### DATA FOR PROCESSING ###

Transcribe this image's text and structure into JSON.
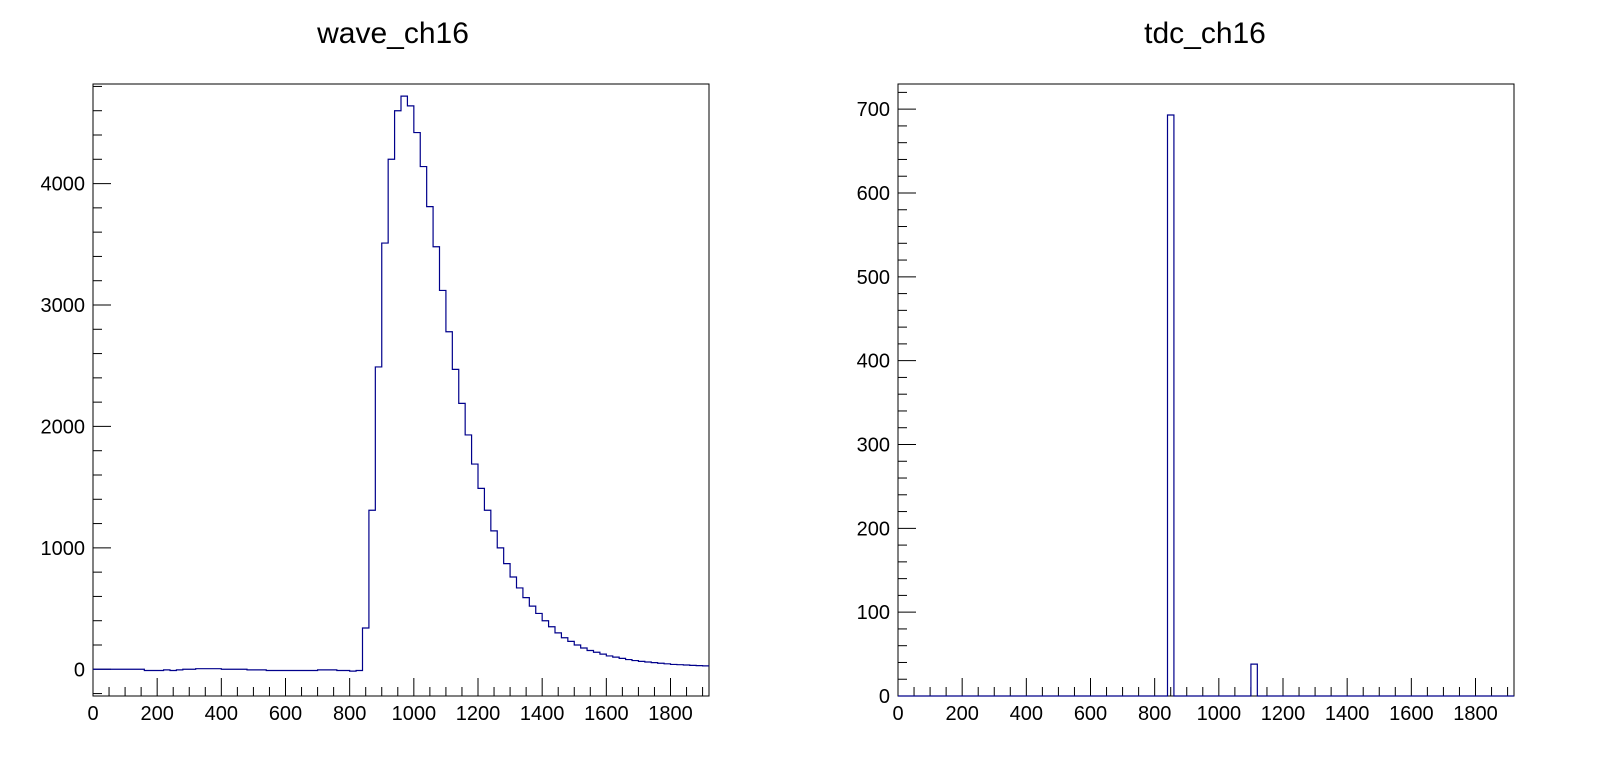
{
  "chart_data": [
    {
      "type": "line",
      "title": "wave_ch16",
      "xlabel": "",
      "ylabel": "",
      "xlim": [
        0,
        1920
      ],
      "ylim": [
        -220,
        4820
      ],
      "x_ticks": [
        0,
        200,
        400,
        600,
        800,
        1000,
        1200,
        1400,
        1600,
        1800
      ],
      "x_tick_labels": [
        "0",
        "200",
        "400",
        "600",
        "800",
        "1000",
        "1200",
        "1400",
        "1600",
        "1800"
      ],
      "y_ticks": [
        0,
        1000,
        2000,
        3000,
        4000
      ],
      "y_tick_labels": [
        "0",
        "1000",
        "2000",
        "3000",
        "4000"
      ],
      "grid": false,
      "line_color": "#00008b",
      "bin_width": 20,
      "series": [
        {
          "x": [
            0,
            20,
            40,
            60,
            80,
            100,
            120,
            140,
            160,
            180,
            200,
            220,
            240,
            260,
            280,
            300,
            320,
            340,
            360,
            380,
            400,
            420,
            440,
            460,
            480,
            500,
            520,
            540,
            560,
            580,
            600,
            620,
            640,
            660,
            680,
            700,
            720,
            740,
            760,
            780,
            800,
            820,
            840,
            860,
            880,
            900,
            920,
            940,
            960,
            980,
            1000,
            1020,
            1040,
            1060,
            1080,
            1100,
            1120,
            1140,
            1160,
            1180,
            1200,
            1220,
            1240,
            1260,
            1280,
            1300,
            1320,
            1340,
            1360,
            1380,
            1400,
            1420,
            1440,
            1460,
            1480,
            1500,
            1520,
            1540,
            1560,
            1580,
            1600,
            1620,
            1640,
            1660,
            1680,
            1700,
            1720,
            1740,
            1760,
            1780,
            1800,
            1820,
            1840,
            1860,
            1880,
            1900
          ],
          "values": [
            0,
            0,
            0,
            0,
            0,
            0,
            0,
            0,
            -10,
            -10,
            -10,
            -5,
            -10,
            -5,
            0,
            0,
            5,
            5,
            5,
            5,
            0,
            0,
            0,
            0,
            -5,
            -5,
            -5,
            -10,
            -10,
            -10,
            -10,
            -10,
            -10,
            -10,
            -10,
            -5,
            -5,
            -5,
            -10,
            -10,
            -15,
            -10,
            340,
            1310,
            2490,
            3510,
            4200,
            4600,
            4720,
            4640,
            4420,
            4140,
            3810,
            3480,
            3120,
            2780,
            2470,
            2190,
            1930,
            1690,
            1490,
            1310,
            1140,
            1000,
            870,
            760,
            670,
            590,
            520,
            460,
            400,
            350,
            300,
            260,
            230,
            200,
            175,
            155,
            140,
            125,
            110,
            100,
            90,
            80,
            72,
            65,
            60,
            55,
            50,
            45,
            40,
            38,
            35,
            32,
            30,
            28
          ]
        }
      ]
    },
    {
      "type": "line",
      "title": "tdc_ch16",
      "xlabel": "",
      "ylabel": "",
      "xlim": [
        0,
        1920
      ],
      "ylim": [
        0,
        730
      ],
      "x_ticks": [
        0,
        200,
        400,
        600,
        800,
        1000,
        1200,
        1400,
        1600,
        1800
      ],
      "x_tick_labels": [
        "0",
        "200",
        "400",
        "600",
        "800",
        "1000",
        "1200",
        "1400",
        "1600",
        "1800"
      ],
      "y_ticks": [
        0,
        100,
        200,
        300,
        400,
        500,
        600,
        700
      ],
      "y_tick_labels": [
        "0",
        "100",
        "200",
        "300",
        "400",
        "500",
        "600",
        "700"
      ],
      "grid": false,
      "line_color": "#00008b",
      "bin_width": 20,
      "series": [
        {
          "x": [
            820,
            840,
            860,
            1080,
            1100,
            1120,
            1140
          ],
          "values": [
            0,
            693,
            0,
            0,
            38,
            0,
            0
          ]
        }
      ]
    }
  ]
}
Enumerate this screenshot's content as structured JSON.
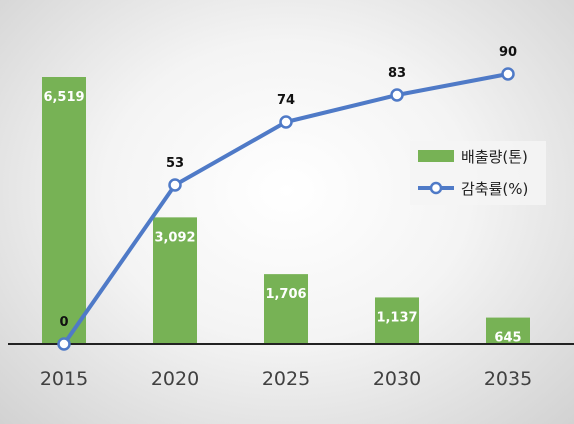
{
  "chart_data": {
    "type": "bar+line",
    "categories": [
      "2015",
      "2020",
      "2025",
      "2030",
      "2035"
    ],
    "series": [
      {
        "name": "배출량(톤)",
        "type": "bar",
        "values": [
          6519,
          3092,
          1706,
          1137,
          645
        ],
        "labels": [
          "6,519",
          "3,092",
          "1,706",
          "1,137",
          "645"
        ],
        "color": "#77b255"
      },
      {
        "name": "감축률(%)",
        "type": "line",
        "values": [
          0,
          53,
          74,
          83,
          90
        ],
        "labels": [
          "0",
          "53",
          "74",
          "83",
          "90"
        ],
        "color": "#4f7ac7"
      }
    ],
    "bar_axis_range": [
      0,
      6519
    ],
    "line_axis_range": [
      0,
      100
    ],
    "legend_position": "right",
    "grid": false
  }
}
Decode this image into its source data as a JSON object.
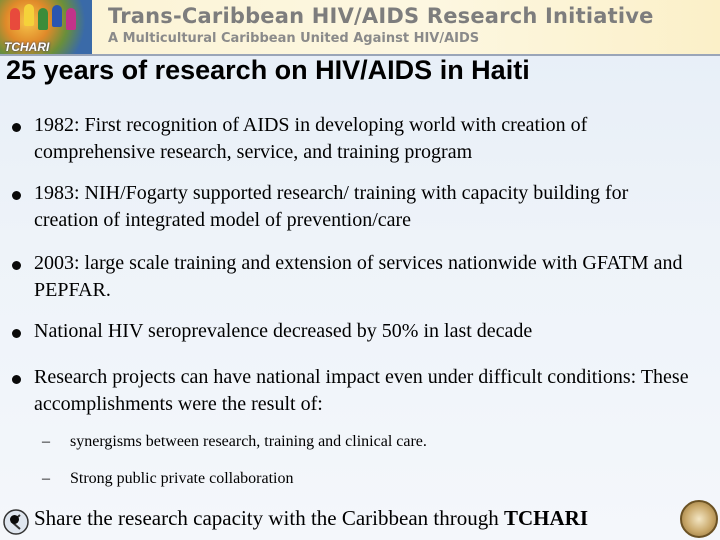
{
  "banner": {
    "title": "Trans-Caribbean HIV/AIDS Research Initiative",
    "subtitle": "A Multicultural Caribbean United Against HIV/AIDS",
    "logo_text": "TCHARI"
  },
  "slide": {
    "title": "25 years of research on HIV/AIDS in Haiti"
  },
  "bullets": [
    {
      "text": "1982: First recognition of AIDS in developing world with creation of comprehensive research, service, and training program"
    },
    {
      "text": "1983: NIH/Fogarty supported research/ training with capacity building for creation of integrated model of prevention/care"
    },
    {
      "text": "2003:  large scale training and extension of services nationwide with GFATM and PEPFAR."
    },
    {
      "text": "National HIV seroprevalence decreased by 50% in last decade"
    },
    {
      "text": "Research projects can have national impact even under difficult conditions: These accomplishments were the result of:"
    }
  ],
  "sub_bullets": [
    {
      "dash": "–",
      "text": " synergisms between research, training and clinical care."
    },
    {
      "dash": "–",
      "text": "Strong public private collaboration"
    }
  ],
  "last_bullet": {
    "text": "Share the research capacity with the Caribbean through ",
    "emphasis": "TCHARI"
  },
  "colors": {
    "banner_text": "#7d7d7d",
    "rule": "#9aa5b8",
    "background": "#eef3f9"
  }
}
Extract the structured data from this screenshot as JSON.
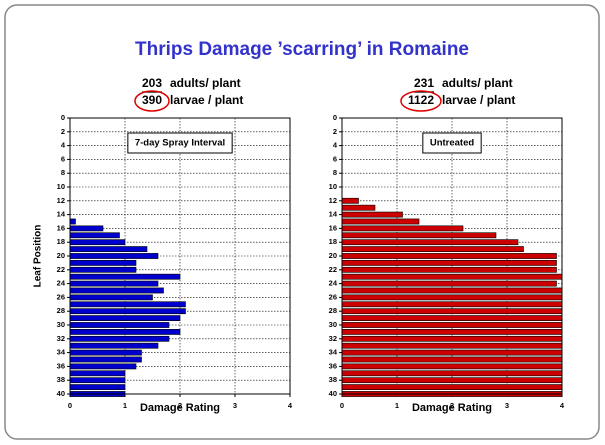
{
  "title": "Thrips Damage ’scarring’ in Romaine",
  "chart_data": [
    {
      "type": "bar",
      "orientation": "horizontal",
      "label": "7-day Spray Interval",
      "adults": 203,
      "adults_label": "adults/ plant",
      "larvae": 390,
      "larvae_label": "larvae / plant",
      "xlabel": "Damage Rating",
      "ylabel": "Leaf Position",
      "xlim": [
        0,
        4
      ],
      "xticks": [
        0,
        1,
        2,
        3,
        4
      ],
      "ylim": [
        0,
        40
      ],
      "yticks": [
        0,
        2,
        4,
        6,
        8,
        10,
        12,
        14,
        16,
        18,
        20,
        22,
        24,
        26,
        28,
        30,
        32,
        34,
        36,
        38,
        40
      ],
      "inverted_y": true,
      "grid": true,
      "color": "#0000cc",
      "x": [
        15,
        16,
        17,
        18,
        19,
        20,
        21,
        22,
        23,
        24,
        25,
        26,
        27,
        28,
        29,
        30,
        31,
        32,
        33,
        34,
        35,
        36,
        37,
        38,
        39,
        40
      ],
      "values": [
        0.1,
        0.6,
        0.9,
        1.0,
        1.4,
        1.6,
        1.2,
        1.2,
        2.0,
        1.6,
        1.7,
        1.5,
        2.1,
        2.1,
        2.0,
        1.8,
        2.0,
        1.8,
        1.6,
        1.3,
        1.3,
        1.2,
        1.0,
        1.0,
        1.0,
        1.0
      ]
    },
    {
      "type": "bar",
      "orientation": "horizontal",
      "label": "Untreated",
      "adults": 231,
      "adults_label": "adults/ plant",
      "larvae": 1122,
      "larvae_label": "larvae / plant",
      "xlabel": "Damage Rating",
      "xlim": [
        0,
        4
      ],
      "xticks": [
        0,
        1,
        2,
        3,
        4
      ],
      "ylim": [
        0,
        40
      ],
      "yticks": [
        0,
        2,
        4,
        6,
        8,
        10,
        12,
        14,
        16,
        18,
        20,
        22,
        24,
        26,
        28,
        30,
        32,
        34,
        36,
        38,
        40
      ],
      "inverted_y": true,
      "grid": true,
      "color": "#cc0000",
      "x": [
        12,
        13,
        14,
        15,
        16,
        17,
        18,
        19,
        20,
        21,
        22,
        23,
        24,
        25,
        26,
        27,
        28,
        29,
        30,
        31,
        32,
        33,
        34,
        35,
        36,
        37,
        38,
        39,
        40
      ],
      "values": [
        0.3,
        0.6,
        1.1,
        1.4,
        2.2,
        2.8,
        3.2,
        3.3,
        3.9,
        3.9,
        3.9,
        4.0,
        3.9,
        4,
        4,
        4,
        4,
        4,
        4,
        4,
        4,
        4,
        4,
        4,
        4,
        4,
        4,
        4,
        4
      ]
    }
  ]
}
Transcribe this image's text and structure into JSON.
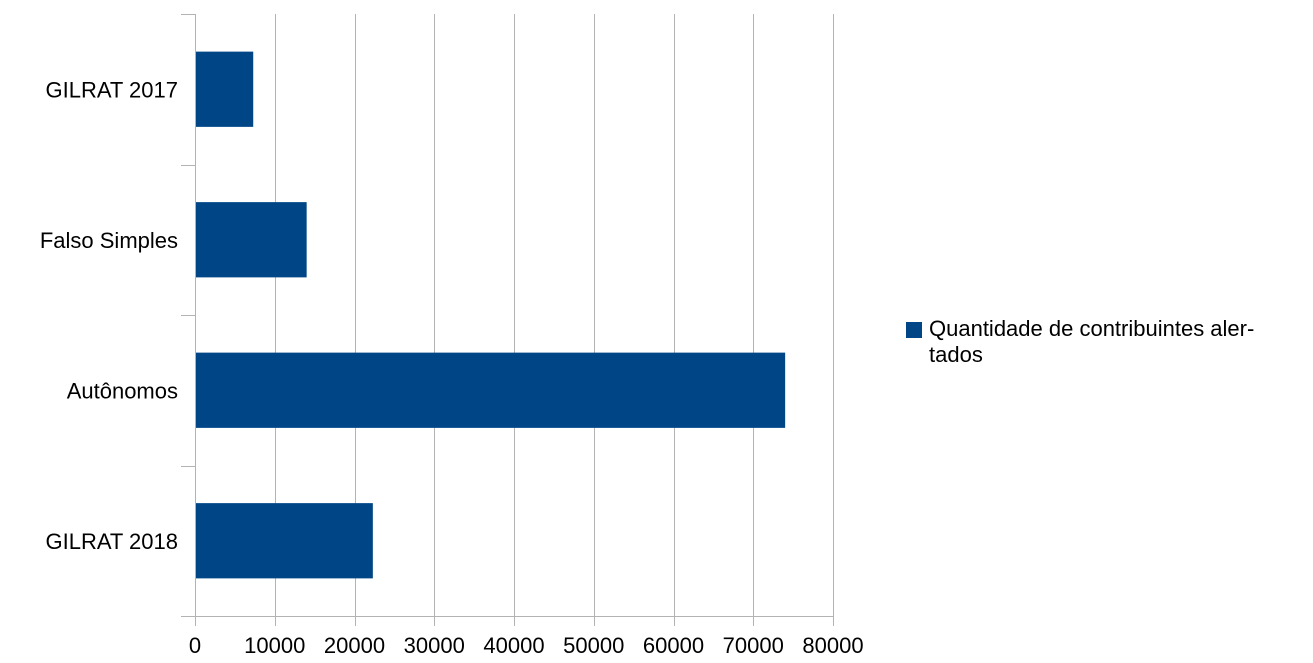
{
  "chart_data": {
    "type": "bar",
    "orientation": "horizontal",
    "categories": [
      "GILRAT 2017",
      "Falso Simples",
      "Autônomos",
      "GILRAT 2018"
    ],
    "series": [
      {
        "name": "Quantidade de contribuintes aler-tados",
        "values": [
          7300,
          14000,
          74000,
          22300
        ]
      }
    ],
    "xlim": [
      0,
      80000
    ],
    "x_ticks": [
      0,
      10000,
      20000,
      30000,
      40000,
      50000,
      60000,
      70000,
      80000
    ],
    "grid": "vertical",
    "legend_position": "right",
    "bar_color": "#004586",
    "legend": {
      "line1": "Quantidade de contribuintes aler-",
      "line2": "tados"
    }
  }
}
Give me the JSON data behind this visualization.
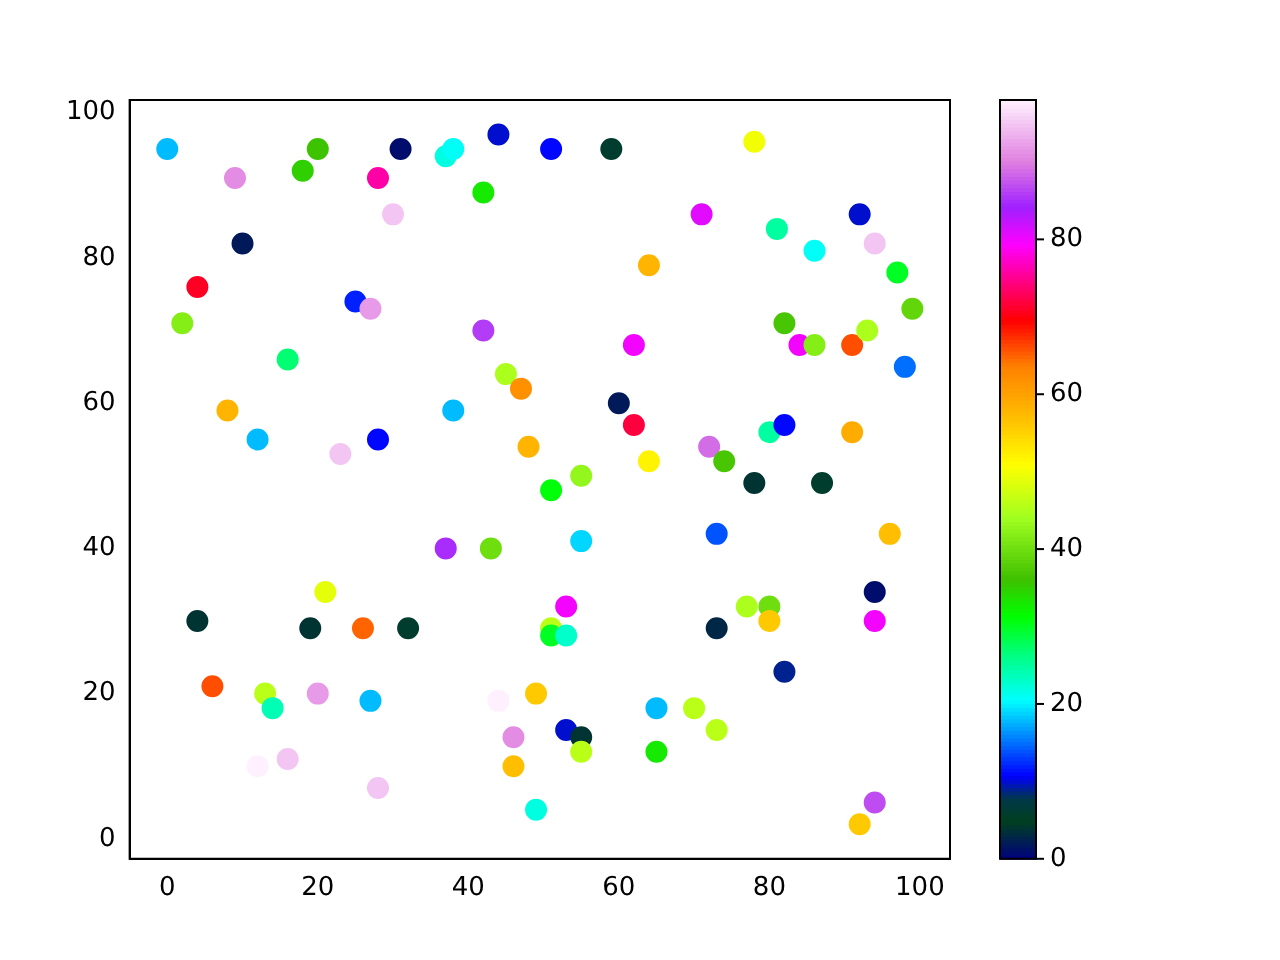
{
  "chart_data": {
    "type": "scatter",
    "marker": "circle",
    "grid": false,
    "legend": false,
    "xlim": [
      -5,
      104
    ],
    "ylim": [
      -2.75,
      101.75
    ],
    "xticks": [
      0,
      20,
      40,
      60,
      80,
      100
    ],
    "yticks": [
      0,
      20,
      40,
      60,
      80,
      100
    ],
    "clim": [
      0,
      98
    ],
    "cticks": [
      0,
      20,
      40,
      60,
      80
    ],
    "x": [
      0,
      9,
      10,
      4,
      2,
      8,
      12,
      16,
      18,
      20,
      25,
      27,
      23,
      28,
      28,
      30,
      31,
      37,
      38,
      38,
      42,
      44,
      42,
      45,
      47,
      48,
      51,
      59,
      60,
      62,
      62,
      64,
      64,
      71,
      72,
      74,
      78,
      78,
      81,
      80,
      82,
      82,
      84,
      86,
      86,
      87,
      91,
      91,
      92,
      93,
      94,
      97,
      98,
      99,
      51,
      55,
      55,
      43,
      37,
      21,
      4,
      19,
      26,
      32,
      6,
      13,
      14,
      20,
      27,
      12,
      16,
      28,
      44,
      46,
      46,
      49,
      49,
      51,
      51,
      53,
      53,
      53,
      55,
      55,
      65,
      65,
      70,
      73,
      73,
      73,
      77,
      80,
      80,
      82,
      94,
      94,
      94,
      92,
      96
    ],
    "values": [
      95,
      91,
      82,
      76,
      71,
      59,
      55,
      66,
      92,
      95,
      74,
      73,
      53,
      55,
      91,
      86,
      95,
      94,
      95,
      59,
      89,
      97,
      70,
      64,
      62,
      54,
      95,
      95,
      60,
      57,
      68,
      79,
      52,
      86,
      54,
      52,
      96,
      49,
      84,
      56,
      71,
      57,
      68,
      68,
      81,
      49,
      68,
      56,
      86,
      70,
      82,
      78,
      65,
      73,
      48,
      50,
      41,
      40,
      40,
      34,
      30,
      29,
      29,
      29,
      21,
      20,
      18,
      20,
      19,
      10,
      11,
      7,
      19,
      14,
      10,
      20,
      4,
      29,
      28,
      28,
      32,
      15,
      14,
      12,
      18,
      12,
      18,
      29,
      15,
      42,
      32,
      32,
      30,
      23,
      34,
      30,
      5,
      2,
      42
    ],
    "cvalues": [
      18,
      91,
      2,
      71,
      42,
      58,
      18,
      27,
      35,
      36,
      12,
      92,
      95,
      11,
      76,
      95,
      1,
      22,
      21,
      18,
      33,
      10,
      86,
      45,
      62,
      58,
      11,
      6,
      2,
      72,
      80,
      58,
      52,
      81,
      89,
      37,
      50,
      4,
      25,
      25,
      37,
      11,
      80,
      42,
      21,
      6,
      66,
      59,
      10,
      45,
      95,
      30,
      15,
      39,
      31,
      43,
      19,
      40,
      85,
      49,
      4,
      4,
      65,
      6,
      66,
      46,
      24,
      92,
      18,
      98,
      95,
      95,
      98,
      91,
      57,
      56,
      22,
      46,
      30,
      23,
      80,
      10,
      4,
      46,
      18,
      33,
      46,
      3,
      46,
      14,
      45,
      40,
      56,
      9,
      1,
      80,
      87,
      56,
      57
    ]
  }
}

###

Copy the lines from the entries above in which the word "this" appears.

▶ ANSWER TO THE PROBLEM:
Transcribe this image's text and structure into JSON.
Enumerate this screenshot's content as structured JSON.
Decode this image into its source data as a JSON object.
Extract the structured data from this screenshot as JSON.
Transcribe this image's text and structure into JSON.
Give me the JSON data behind this visualization.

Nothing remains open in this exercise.